#### The task
Pictures aside, write every record out again word for word.

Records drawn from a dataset
###
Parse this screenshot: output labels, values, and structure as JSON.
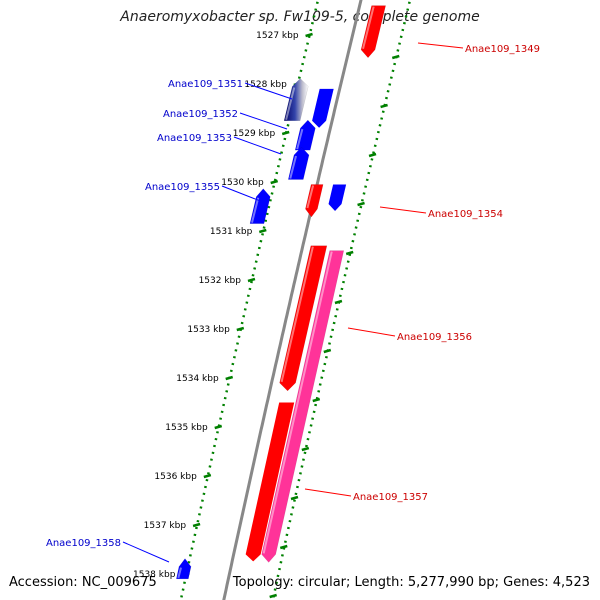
{
  "title": "Anaeromyxobacter sp. Fw109-5, complete genome",
  "footer": {
    "accession": "Accession: NC_009675",
    "summary": "Topology: circular; Length: 5,277,990 bp; Genes: 4,523"
  },
  "colors": {
    "forward_gene": "#ff0000",
    "forward_gene_alt": "#ff3399",
    "reverse_gene": "#0000ff",
    "reverse_gene_dark": "#000066",
    "scale_dots": "#008000",
    "backbone": "#888888",
    "forward_label": "#cc0000",
    "reverse_label": "#0000cc"
  },
  "scale_unit": "kbp",
  "ticks": [
    1527,
    1528,
    1529,
    1530,
    1531,
    1532,
    1533,
    1534,
    1535,
    1536,
    1537,
    1538
  ],
  "genes": [
    {
      "name": "Anae109_1349",
      "strand": "forward",
      "start_kbp": 1526.4,
      "end_kbp": 1527.3,
      "color": "red"
    },
    {
      "name": "Anae109_1351",
      "strand": "reverse",
      "start_kbp": 1528.05,
      "end_kbp": 1528.75,
      "color": "gradient"
    },
    {
      "name": "Anae109_1352",
      "strand": "reverse",
      "start_kbp": 1528.9,
      "end_kbp": 1529.35,
      "color": "blue"
    },
    {
      "name": "Anae109_1353",
      "strand": "reverse",
      "start_kbp": 1529.45,
      "end_kbp": 1529.95,
      "color": "blue"
    },
    {
      "name": "Anae109_1354",
      "strand": "forward",
      "start_kbp": 1530.05,
      "end_kbp": 1530.55,
      "color": "red"
    },
    {
      "name": "Anae109_1355",
      "strand": "reverse",
      "start_kbp": 1530.35,
      "end_kbp": 1530.9,
      "color": "blue"
    },
    {
      "name": "Anae109_1356",
      "strand": "forward",
      "start_kbp": 1531.3,
      "end_kbp": 1534.1,
      "color": "red"
    },
    {
      "name": "Anae109_1357",
      "strand": "forward",
      "start_kbp": 1531.4,
      "end_kbp": 1537.6,
      "color": "pink"
    },
    {
      "name": "Anae109_1358",
      "strand": "reverse",
      "start_kbp": 1537.85,
      "end_kbp": 1538.1,
      "color": "blue"
    }
  ]
}
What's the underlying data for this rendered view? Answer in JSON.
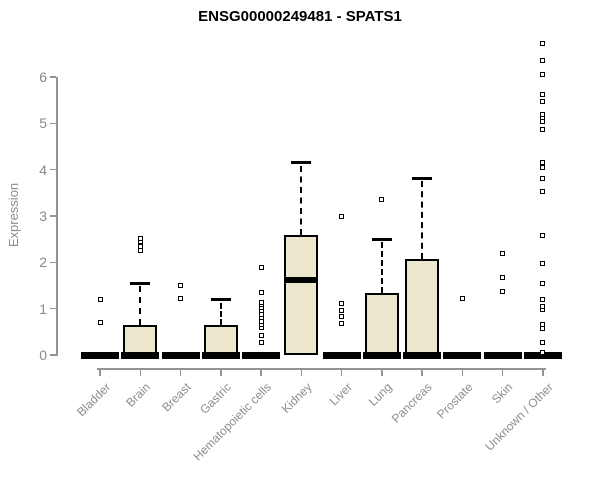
{
  "chart_data": {
    "type": "boxplot",
    "title": "ENSG00000249481 - SPATS1",
    "ylabel": "Expression",
    "xlabel": "",
    "ylim": [
      0,
      6.9
    ],
    "yticks": [
      0,
      1,
      2,
      3,
      4,
      5,
      6
    ],
    "grid": false,
    "legend": "none",
    "colors": {
      "box_fill": "#ece7cd",
      "box_border": "#000000",
      "median": "#000000",
      "axis": "#949494",
      "axis_text": "#8a8a8a",
      "title_text": "#000000",
      "background": "#ffffff"
    },
    "categories": [
      "Bladder",
      "Brain",
      "Breast",
      "Gastric",
      "Hematopoietic cells",
      "Kidney",
      "Liver",
      "Lung",
      "Pancreas",
      "Prostate",
      "Skin",
      "Unknown / Other"
    ],
    "series": [
      {
        "category": "Bladder",
        "q1": 0,
        "median": 0,
        "q3": 0,
        "whisker_low": 0,
        "whisker_high": 0,
        "outliers": [
          0.71,
          1.19
        ]
      },
      {
        "category": "Brain",
        "q1": 0,
        "median": 0,
        "q3": 0.65,
        "whisker_low": 0,
        "whisker_high": 1.55,
        "outliers": [
          2.25,
          2.35,
          2.45,
          2.52
        ]
      },
      {
        "category": "Breast",
        "q1": 0,
        "median": 0,
        "q3": 0,
        "whisker_low": 0,
        "whisker_high": 0,
        "outliers": [
          1.23,
          1.5
        ]
      },
      {
        "category": "Gastric",
        "q1": 0,
        "median": 0,
        "q3": 0.65,
        "whisker_low": 0,
        "whisker_high": 1.19,
        "outliers": []
      },
      {
        "category": "Hematopoietic cells",
        "q1": 0,
        "median": 0,
        "q3": 0,
        "whisker_low": 0,
        "whisker_high": 0,
        "outliers": [
          0.28,
          0.43,
          0.6,
          0.65,
          0.72,
          0.8,
          0.88,
          0.95,
          1.02,
          1.08,
          1.14,
          1.34,
          1.88
        ]
      },
      {
        "category": "Kidney",
        "q1": 0,
        "median": 1.62,
        "q3": 2.59,
        "whisker_low": 0,
        "whisker_high": 4.15,
        "outliers": []
      },
      {
        "category": "Liver",
        "q1": 0,
        "median": 0,
        "q3": 0,
        "whisker_low": 0,
        "whisker_high": 0,
        "outliers": [
          0.69,
          0.84,
          0.95,
          1.12,
          3.0
        ]
      },
      {
        "category": "Lung",
        "q1": 0,
        "median": 0,
        "q3": 1.33,
        "whisker_low": 0,
        "whisker_high": 2.5,
        "outliers": [
          3.35
        ]
      },
      {
        "category": "Pancreas",
        "q1": 0,
        "median": 0,
        "q3": 2.08,
        "whisker_low": 0,
        "whisker_high": 3.82,
        "outliers": []
      },
      {
        "category": "Prostate",
        "q1": 0,
        "median": 0,
        "q3": 0,
        "whisker_low": 0,
        "whisker_high": 0,
        "outliers": [
          1.23
        ]
      },
      {
        "category": "Skin",
        "q1": 0,
        "median": 0,
        "q3": 0,
        "whisker_low": 0,
        "whisker_high": 0,
        "outliers": [
          1.38,
          1.68,
          2.2
        ]
      },
      {
        "category": "Unknown / Other",
        "q1": 0,
        "median": 0,
        "q3": 0,
        "whisker_low": 0,
        "whisker_high": 0,
        "outliers": [
          0.05,
          0.28,
          0.58,
          0.65,
          0.98,
          1.04,
          1.19,
          1.55,
          1.97,
          2.58,
          3.52,
          3.8,
          4.04,
          4.15,
          4.86,
          5.04,
          5.12,
          5.2,
          5.47,
          5.62,
          6.06,
          6.36,
          6.72
        ]
      }
    ]
  }
}
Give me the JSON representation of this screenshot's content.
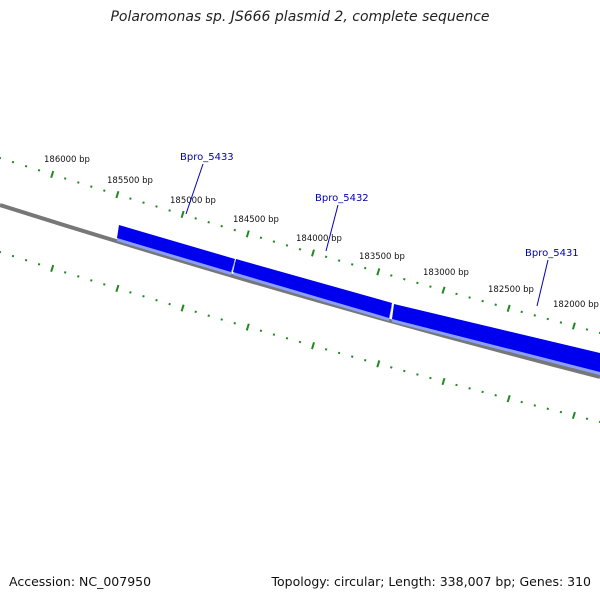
{
  "title": "Polaromonas sp. JS666 plasmid 2, complete sequence",
  "colors": {
    "gene_fill": "#0000ee",
    "gene_shadow": "#8aa0ff",
    "backbone": "#777777",
    "ticks": "#1f8a1f",
    "gene_label": "#0000b3"
  },
  "scale_ticks": [
    {
      "label": "186000 bp"
    },
    {
      "label": "185500 bp"
    },
    {
      "label": "185000 bp"
    },
    {
      "label": "184500 bp"
    },
    {
      "label": "184000 bp"
    },
    {
      "label": "183500 bp"
    },
    {
      "label": "183000 bp"
    },
    {
      "label": "182500 bp"
    },
    {
      "label": "182000 bp"
    }
  ],
  "genes": [
    {
      "id": "Bpro_5433"
    },
    {
      "id": "Bpro_5432"
    },
    {
      "id": "Bpro_5431"
    }
  ],
  "footer": {
    "accession": "Accession: NC_007950",
    "summary": "Topology: circular; Length: 338,007 bp; Genes: 310"
  }
}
###
#### Written answer
Parse this screenshot: output labels, values, and structure as JSON.
{
  "title": "Anaeromyxobacter sp. Fw109-5, complete genome",
  "footer": {
    "accession": "Accession: NC_009675",
    "summary": "Topology: circular; Length: 5,277,990 bp; Genes: 4,523"
  },
  "colors": {
    "forward_gene": "#ff0000",
    "forward_gene_alt": "#ff3399",
    "reverse_gene": "#0000ff",
    "reverse_gene_dark": "#000066",
    "scale_dots": "#008000",
    "backbone": "#888888",
    "forward_label": "#cc0000",
    "reverse_label": "#0000cc"
  },
  "scale_unit": "kbp",
  "ticks": [
    1527,
    1528,
    1529,
    1530,
    1531,
    1532,
    1533,
    1534,
    1535,
    1536,
    1537,
    1538
  ],
  "genes": [
    {
      "name": "Anae109_1349",
      "strand": "forward",
      "start_kbp": 1526.4,
      "end_kbp": 1527.3,
      "color": "red"
    },
    {
      "name": "Anae109_1351",
      "strand": "reverse",
      "start_kbp": 1528.05,
      "end_kbp": 1528.75,
      "color": "gradient"
    },
    {
      "name": "Anae109_1352",
      "strand": "reverse",
      "start_kbp": 1528.9,
      "end_kbp": 1529.35,
      "color": "blue"
    },
    {
      "name": "Anae109_1353",
      "strand": "reverse",
      "start_kbp": 1529.45,
      "end_kbp": 1529.95,
      "color": "blue"
    },
    {
      "name": "Anae109_1354",
      "strand": "forward",
      "start_kbp": 1530.05,
      "end_kbp": 1530.55,
      "color": "red"
    },
    {
      "name": "Anae109_1355",
      "strand": "reverse",
      "start_kbp": 1530.35,
      "end_kbp": 1530.9,
      "color": "blue"
    },
    {
      "name": "Anae109_1356",
      "strand": "forward",
      "start_kbp": 1531.3,
      "end_kbp": 1534.1,
      "color": "red"
    },
    {
      "name": "Anae109_1357",
      "strand": "forward",
      "start_kbp": 1531.4,
      "end_kbp": 1537.6,
      "color": "pink"
    },
    {
      "name": "Anae109_1358",
      "strand": "reverse",
      "start_kbp": 1537.85,
      "end_kbp": 1538.1,
      "color": "blue"
    }
  ]
}
What's the underlying data for this rendered view? Answer in JSON.
{
  "chart_data": {
    "type": "boxplot",
    "title": "ENSG00000249481 - SPATS1",
    "ylabel": "Expression",
    "xlabel": "",
    "ylim": [
      0,
      6.9
    ],
    "yticks": [
      0,
      1,
      2,
      3,
      4,
      5,
      6
    ],
    "grid": false,
    "legend": "none",
    "colors": {
      "box_fill": "#ece7cd",
      "box_border": "#000000",
      "median": "#000000",
      "axis": "#949494",
      "axis_text": "#8a8a8a",
      "title_text": "#000000",
      "background": "#ffffff"
    },
    "categories": [
      "Bladder",
      "Brain",
      "Breast",
      "Gastric",
      "Hematopoietic cells",
      "Kidney",
      "Liver",
      "Lung",
      "Pancreas",
      "Prostate",
      "Skin",
      "Unknown / Other"
    ],
    "series": [
      {
        "category": "Bladder",
        "q1": 0,
        "median": 0,
        "q3": 0,
        "whisker_low": 0,
        "whisker_high": 0,
        "outliers": [
          0.71,
          1.19
        ]
      },
      {
        "category": "Brain",
        "q1": 0,
        "median": 0,
        "q3": 0.65,
        "whisker_low": 0,
        "whisker_high": 1.55,
        "outliers": [
          2.25,
          2.35,
          2.45,
          2.52
        ]
      },
      {
        "category": "Breast",
        "q1": 0,
        "median": 0,
        "q3": 0,
        "whisker_low": 0,
        "whisker_high": 0,
        "outliers": [
          1.23,
          1.5
        ]
      },
      {
        "category": "Gastric",
        "q1": 0,
        "median": 0,
        "q3": 0.65,
        "whisker_low": 0,
        "whisker_high": 1.19,
        "outliers": []
      },
      {
        "category": "Hematopoietic cells",
        "q1": 0,
        "median": 0,
        "q3": 0,
        "whisker_low": 0,
        "whisker_high": 0,
        "outliers": [
          0.28,
          0.43,
          0.6,
          0.65,
          0.72,
          0.8,
          0.88,
          0.95,
          1.02,
          1.08,
          1.14,
          1.34,
          1.88
        ]
      },
      {
        "category": "Kidney",
        "q1": 0,
        "median": 1.62,
        "q3": 2.59,
        "whisker_low": 0,
        "whisker_high": 4.15,
        "outliers": []
      },
      {
        "category": "Liver",
        "q1": 0,
        "median": 0,
        "q3": 0,
        "whisker_low": 0,
        "whisker_high": 0,
        "outliers": [
          0.69,
          0.84,
          0.95,
          1.12,
          3.0
        ]
      },
      {
        "category": "Lung",
        "q1": 0,
        "median": 0,
        "q3": 1.33,
        "whisker_low": 0,
        "whisker_high": 2.5,
        "outliers": [
          3.35
        ]
      },
      {
        "category": "Pancreas",
        "q1": 0,
        "median": 0,
        "q3": 2.08,
        "whisker_low": 0,
        "whisker_high": 3.82,
        "outliers": []
      },
      {
        "category": "Prostate",
        "q1": 0,
        "median": 0,
        "q3": 0,
        "whisker_low": 0,
        "whisker_high": 0,
        "outliers": [
          1.23
        ]
      },
      {
        "category": "Skin",
        "q1": 0,
        "median": 0,
        "q3": 0,
        "whisker_low": 0,
        "whisker_high": 0,
        "outliers": [
          1.38,
          1.68,
          2.2
        ]
      },
      {
        "category": "Unknown / Other",
        "q1": 0,
        "median": 0,
        "q3": 0,
        "whisker_low": 0,
        "whisker_high": 0,
        "outliers": [
          0.05,
          0.28,
          0.58,
          0.65,
          0.98,
          1.04,
          1.19,
          1.55,
          1.97,
          2.58,
          3.52,
          3.8,
          4.04,
          4.15,
          4.86,
          5.04,
          5.12,
          5.2,
          5.47,
          5.62,
          6.06,
          6.36,
          6.72
        ]
      }
    ]
  }
}
Give me the JSON representation of this screenshot's content.
{
  "title": "Polaromonas sp. JS666 plasmid 2, complete sequence",
  "colors": {
    "gene_fill": "#0000ee",
    "gene_shadow": "#8aa0ff",
    "backbone": "#777777",
    "ticks": "#1f8a1f",
    "gene_label": "#0000b3"
  },
  "scale_ticks": [
    {
      "label": "186000 bp"
    },
    {
      "label": "185500 bp"
    },
    {
      "label": "185000 bp"
    },
    {
      "label": "184500 bp"
    },
    {
      "label": "184000 bp"
    },
    {
      "label": "183500 bp"
    },
    {
      "label": "183000 bp"
    },
    {
      "label": "182500 bp"
    },
    {
      "label": "182000 bp"
    }
  ],
  "genes": [
    {
      "id": "Bpro_5433"
    },
    {
      "id": "Bpro_5432"
    },
    {
      "id": "Bpro_5431"
    }
  ],
  "footer": {
    "accession": "Accession: NC_007950",
    "summary": "Topology: circular; Length: 338,007 bp; Genes: 310"
  }
}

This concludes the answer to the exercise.